→ **REQUIREMENTS**
Of all the lines here, how many include the string "xlabel"? Answer with the number only.

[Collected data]
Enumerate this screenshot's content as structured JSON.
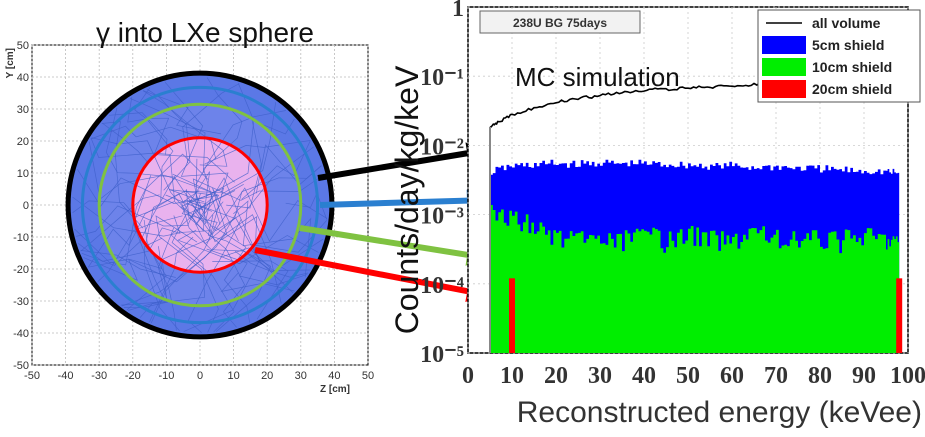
{
  "chart_data": [
    {
      "type": "scatter",
      "title": "γ into LXe sphere",
      "xlabel": "Z [cm]",
      "ylabel": "Y [cm]",
      "xlim": [
        -50,
        50
      ],
      "ylim": [
        -50,
        50
      ],
      "x_ticks": [
        "-50",
        "-40",
        "-30",
        "-20",
        "-10",
        "0",
        "10",
        "20",
        "30",
        "40",
        "50"
      ],
      "y_ticks": [
        "50",
        "40",
        "30",
        "20",
        "10",
        "0",
        "-10",
        "-20",
        "-30",
        "-40",
        "-50"
      ],
      "grid": true,
      "circles": [
        {
          "name": "all volume",
          "radius": 40,
          "color": "#000000"
        },
        {
          "name": "5cm shield",
          "radius": 35,
          "color": "#2a7fd0"
        },
        {
          "name": "10cm shield",
          "radius": 30,
          "color": "#7fc241"
        },
        {
          "name": "20cm shield",
          "radius": 20,
          "color": "#ff0000"
        }
      ]
    },
    {
      "type": "line",
      "title": "238U BG 75days",
      "annotation": "MC simulation",
      "xlabel": "Reconstructed energy (keVee)",
      "ylabel": "Counts/day/kg/keV",
      "xlim": [
        0,
        100
      ],
      "ylim": [
        1e-05,
        1
      ],
      "log_y": true,
      "grid": true,
      "legend_position": "top-right",
      "x_ticks": [
        "0",
        "10",
        "20",
        "30",
        "40",
        "50",
        "60",
        "70",
        "80",
        "90",
        "100"
      ],
      "y_ticks": [
        "1",
        "10⁻¹",
        "10⁻²",
        "10⁻³",
        "10⁻⁴",
        "10⁻⁵"
      ],
      "series": [
        {
          "name": "all volume",
          "color": "#000000",
          "style": "line",
          "x": [
            5,
            7,
            10,
            15,
            20,
            25,
            30,
            35,
            40,
            45,
            50,
            55,
            60,
            65,
            70,
            75,
            80,
            85,
            90,
            95,
            98
          ],
          "values": [
            0.018,
            0.022,
            0.028,
            0.035,
            0.042,
            0.048,
            0.052,
            0.058,
            0.063,
            0.065,
            0.068,
            0.07,
            0.072,
            0.075,
            0.078,
            0.082,
            0.088,
            0.092,
            0.095,
            0.1,
            0.105
          ]
        },
        {
          "name": "5cm shield",
          "color": "#0000ff",
          "style": "fill",
          "x": [
            5,
            10,
            15,
            20,
            25,
            30,
            35,
            40,
            45,
            50,
            55,
            60,
            65,
            70,
            75,
            80,
            85,
            90,
            95,
            98
          ],
          "values": [
            0.004,
            0.005,
            0.0052,
            0.0055,
            0.0053,
            0.0056,
            0.0054,
            0.0055,
            0.0053,
            0.0052,
            0.005,
            0.0051,
            0.0048,
            0.0049,
            0.0047,
            0.0046,
            0.0044,
            0.0043,
            0.0042,
            0.004
          ]
        },
        {
          "name": "10cm shield",
          "color": "#00ee00",
          "style": "fill",
          "x": [
            5,
            10,
            15,
            20,
            25,
            30,
            35,
            40,
            45,
            50,
            55,
            60,
            65,
            70,
            75,
            80,
            85,
            90,
            95,
            98
          ],
          "values": [
            0.001,
            0.0009,
            0.0007,
            0.0005,
            0.0004,
            0.00045,
            0.0004,
            0.0005,
            0.0004,
            0.0005,
            0.00045,
            0.0004,
            0.0006,
            0.00045,
            0.0004,
            0.00045,
            0.0004,
            0.0005,
            0.00045,
            0.0004
          ]
        },
        {
          "name": "20cm shield",
          "color": "#ff0000",
          "style": "bar",
          "x": [
            10,
            98
          ],
          "values": [
            0.00012,
            0.00012
          ]
        }
      ]
    }
  ]
}
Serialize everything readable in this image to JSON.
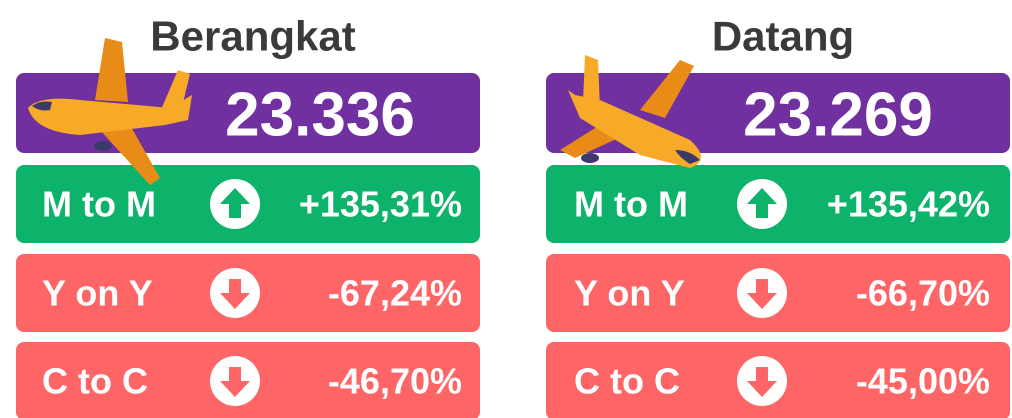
{
  "panels": [
    {
      "title": "Berangkat",
      "total": "23.336",
      "rows": [
        {
          "label": "M to M",
          "value": "+135,31%",
          "color": "#0db26b",
          "arrow": "up"
        },
        {
          "label": "Y on Y",
          "value": "-67,24%",
          "color": "#fd6566",
          "arrow": "down"
        },
        {
          "label": "C to C",
          "value": "-46,70%",
          "color": "#fd6566",
          "arrow": "down"
        }
      ]
    },
    {
      "title": "Datang",
      "total": "23.269",
      "rows": [
        {
          "label": "M to M",
          "value": "+135,42%",
          "color": "#0db26b",
          "arrow": "up"
        },
        {
          "label": "Y on Y",
          "value": "-66,70%",
          "color": "#fd6566",
          "arrow": "down"
        },
        {
          "label": "C to C",
          "value": "-45,00%",
          "color": "#fd6566",
          "arrow": "down"
        }
      ]
    }
  ]
}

→ **RESPONSE TO THE TASK**
2